----- RECORDED DATA
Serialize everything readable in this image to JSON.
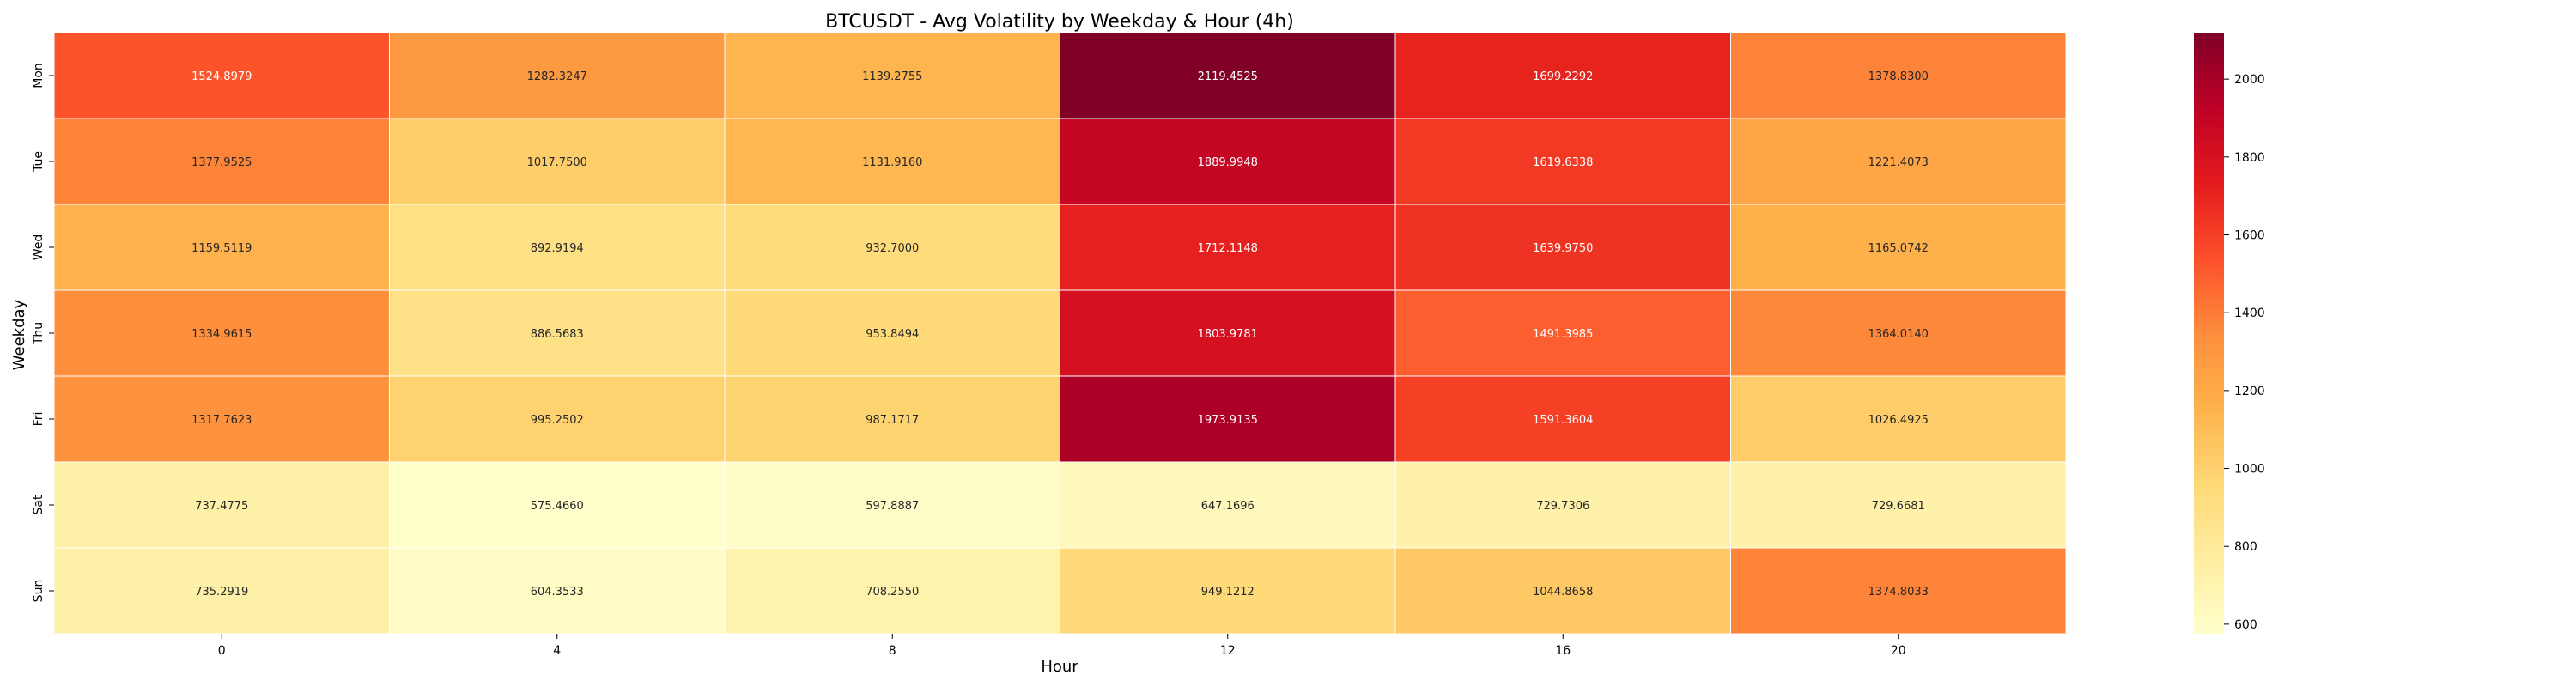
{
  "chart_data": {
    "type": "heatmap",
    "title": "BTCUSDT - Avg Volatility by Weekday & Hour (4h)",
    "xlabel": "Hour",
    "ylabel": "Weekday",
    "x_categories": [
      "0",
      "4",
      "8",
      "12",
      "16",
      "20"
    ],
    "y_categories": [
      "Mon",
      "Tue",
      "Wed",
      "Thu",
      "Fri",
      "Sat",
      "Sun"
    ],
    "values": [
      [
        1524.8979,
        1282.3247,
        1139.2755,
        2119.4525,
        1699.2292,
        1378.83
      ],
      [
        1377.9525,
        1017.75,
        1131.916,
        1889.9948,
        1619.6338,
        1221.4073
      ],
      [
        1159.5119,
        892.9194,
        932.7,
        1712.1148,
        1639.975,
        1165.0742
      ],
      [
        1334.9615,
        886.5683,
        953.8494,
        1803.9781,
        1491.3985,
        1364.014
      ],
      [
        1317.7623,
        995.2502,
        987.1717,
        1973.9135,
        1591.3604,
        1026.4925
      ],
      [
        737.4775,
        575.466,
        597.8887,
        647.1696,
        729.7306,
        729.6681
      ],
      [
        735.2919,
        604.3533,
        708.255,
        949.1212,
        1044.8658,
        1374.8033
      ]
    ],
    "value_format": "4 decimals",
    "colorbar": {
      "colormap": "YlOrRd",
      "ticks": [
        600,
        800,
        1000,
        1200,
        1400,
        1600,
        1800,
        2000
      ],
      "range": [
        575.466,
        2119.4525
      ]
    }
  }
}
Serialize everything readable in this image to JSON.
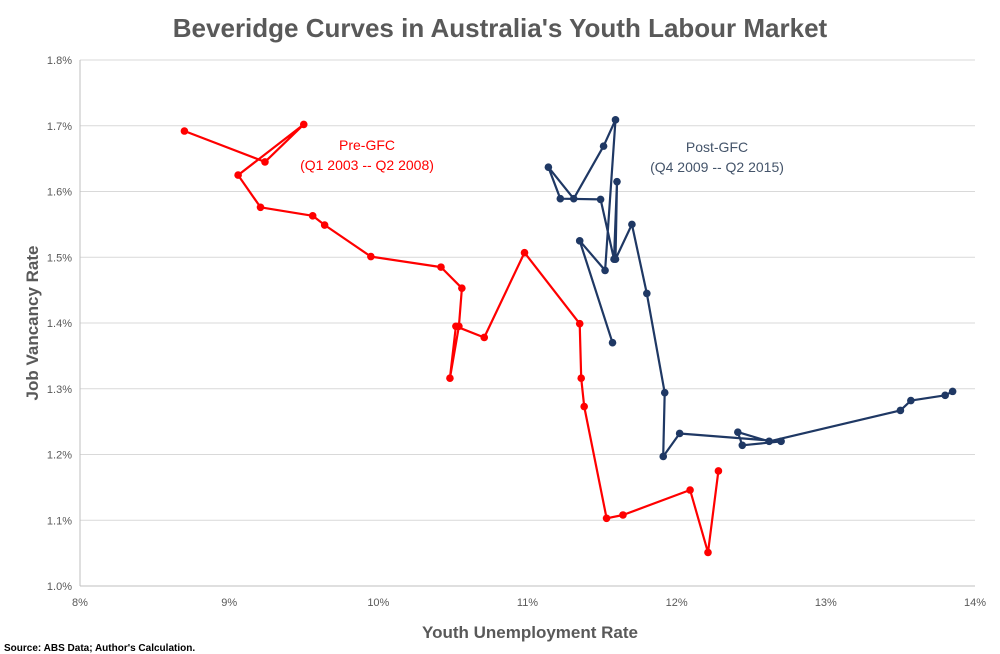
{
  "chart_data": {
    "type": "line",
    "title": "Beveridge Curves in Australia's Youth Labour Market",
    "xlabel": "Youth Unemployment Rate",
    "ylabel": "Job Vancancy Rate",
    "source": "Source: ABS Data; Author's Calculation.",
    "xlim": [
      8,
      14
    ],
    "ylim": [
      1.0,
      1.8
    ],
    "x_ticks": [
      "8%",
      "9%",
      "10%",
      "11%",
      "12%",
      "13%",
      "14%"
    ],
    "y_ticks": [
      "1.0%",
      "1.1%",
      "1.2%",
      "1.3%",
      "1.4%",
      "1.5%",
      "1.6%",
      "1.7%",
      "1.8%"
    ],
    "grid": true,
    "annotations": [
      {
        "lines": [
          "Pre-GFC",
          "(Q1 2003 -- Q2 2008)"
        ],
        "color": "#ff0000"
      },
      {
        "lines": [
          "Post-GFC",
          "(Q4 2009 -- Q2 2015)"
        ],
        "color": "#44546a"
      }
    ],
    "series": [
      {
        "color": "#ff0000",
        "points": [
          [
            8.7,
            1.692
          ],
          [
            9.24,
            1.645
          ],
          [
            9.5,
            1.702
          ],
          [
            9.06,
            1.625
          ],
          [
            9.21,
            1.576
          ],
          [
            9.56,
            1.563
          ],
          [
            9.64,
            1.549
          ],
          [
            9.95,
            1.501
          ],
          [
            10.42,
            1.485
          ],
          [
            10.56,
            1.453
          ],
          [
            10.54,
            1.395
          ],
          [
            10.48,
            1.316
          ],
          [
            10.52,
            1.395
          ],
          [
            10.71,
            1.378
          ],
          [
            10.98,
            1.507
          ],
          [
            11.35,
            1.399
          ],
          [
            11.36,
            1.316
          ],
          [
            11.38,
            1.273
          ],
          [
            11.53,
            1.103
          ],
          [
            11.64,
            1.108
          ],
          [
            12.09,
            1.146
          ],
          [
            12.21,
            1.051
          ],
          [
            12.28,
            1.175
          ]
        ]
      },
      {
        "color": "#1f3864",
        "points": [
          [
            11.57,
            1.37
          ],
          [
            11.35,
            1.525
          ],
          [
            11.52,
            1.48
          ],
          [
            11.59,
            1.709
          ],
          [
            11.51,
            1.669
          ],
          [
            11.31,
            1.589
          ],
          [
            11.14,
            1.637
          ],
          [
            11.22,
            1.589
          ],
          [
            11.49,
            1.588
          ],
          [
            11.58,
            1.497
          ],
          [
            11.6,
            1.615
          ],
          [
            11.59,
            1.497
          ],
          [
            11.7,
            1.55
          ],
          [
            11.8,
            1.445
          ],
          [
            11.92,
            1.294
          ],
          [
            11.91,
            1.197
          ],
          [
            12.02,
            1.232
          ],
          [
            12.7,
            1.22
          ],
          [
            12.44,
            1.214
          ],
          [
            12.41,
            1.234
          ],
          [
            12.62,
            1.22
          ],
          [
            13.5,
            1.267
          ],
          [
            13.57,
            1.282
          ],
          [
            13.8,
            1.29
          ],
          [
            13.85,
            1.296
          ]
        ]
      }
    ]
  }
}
----------
PROBLEM: Give every record again exactly, apart from the pictures, which stay out.

WRITTEN ANSWER:
Serialize everything readable in this image to JSON.
{
  "chart_data": {
    "type": "heatmap",
    "title": "BTCUSDT - Avg Volatility by Weekday & Hour (4h)",
    "xlabel": "Hour",
    "ylabel": "Weekday",
    "x_categories": [
      "0",
      "4",
      "8",
      "12",
      "16",
      "20"
    ],
    "y_categories": [
      "Mon",
      "Tue",
      "Wed",
      "Thu",
      "Fri",
      "Sat",
      "Sun"
    ],
    "values": [
      [
        1524.8979,
        1282.3247,
        1139.2755,
        2119.4525,
        1699.2292,
        1378.83
      ],
      [
        1377.9525,
        1017.75,
        1131.916,
        1889.9948,
        1619.6338,
        1221.4073
      ],
      [
        1159.5119,
        892.9194,
        932.7,
        1712.1148,
        1639.975,
        1165.0742
      ],
      [
        1334.9615,
        886.5683,
        953.8494,
        1803.9781,
        1491.3985,
        1364.014
      ],
      [
        1317.7623,
        995.2502,
        987.1717,
        1973.9135,
        1591.3604,
        1026.4925
      ],
      [
        737.4775,
        575.466,
        597.8887,
        647.1696,
        729.7306,
        729.6681
      ],
      [
        735.2919,
        604.3533,
        708.255,
        949.1212,
        1044.8658,
        1374.8033
      ]
    ],
    "value_format": "4 decimals",
    "colorbar": {
      "colormap": "YlOrRd",
      "ticks": [
        600,
        800,
        1000,
        1200,
        1400,
        1600,
        1800,
        2000
      ],
      "range": [
        575.466,
        2119.4525
      ]
    }
  }
}
Serialize everything readable in this image to JSON.
{
  "chart_data": {
    "type": "line",
    "title": "Beveridge Curves in Australia's Youth Labour Market",
    "xlabel": "Youth Unemployment Rate",
    "ylabel": "Job Vancancy Rate",
    "source": "Source: ABS Data; Author's Calculation.",
    "xlim": [
      8,
      14
    ],
    "ylim": [
      1.0,
      1.8
    ],
    "x_ticks": [
      "8%",
      "9%",
      "10%",
      "11%",
      "12%",
      "13%",
      "14%"
    ],
    "y_ticks": [
      "1.0%",
      "1.1%",
      "1.2%",
      "1.3%",
      "1.4%",
      "1.5%",
      "1.6%",
      "1.7%",
      "1.8%"
    ],
    "grid": true,
    "annotations": [
      {
        "lines": [
          "Pre-GFC",
          "(Q1 2003 -- Q2 2008)"
        ],
        "color": "#ff0000"
      },
      {
        "lines": [
          "Post-GFC",
          "(Q4 2009 -- Q2 2015)"
        ],
        "color": "#44546a"
      }
    ],
    "series": [
      {
        "color": "#ff0000",
        "points": [
          [
            8.7,
            1.692
          ],
          [
            9.24,
            1.645
          ],
          [
            9.5,
            1.702
          ],
          [
            9.06,
            1.625
          ],
          [
            9.21,
            1.576
          ],
          [
            9.56,
            1.563
          ],
          [
            9.64,
            1.549
          ],
          [
            9.95,
            1.501
          ],
          [
            10.42,
            1.485
          ],
          [
            10.56,
            1.453
          ],
          [
            10.54,
            1.395
          ],
          [
            10.48,
            1.316
          ],
          [
            10.52,
            1.395
          ],
          [
            10.71,
            1.378
          ],
          [
            10.98,
            1.507
          ],
          [
            11.35,
            1.399
          ],
          [
            11.36,
            1.316
          ],
          [
            11.38,
            1.273
          ],
          [
            11.53,
            1.103
          ],
          [
            11.64,
            1.108
          ],
          [
            12.09,
            1.146
          ],
          [
            12.21,
            1.051
          ],
          [
            12.28,
            1.175
          ]
        ]
      },
      {
        "color": "#1f3864",
        "points": [
          [
            11.57,
            1.37
          ],
          [
            11.35,
            1.525
          ],
          [
            11.52,
            1.48
          ],
          [
            11.59,
            1.709
          ],
          [
            11.51,
            1.669
          ],
          [
            11.31,
            1.589
          ],
          [
            11.14,
            1.637
          ],
          [
            11.22,
            1.589
          ],
          [
            11.49,
            1.588
          ],
          [
            11.58,
            1.497
          ],
          [
            11.6,
            1.615
          ],
          [
            11.59,
            1.497
          ],
          [
            11.7,
            1.55
          ],
          [
            11.8,
            1.445
          ],
          [
            11.92,
            1.294
          ],
          [
            11.91,
            1.197
          ],
          [
            12.02,
            1.232
          ],
          [
            12.7,
            1.22
          ],
          [
            12.44,
            1.214
          ],
          [
            12.41,
            1.234
          ],
          [
            12.62,
            1.22
          ],
          [
            13.5,
            1.267
          ],
          [
            13.57,
            1.282
          ],
          [
            13.8,
            1.29
          ],
          [
            13.85,
            1.296
          ]
        ]
      }
    ]
  }
}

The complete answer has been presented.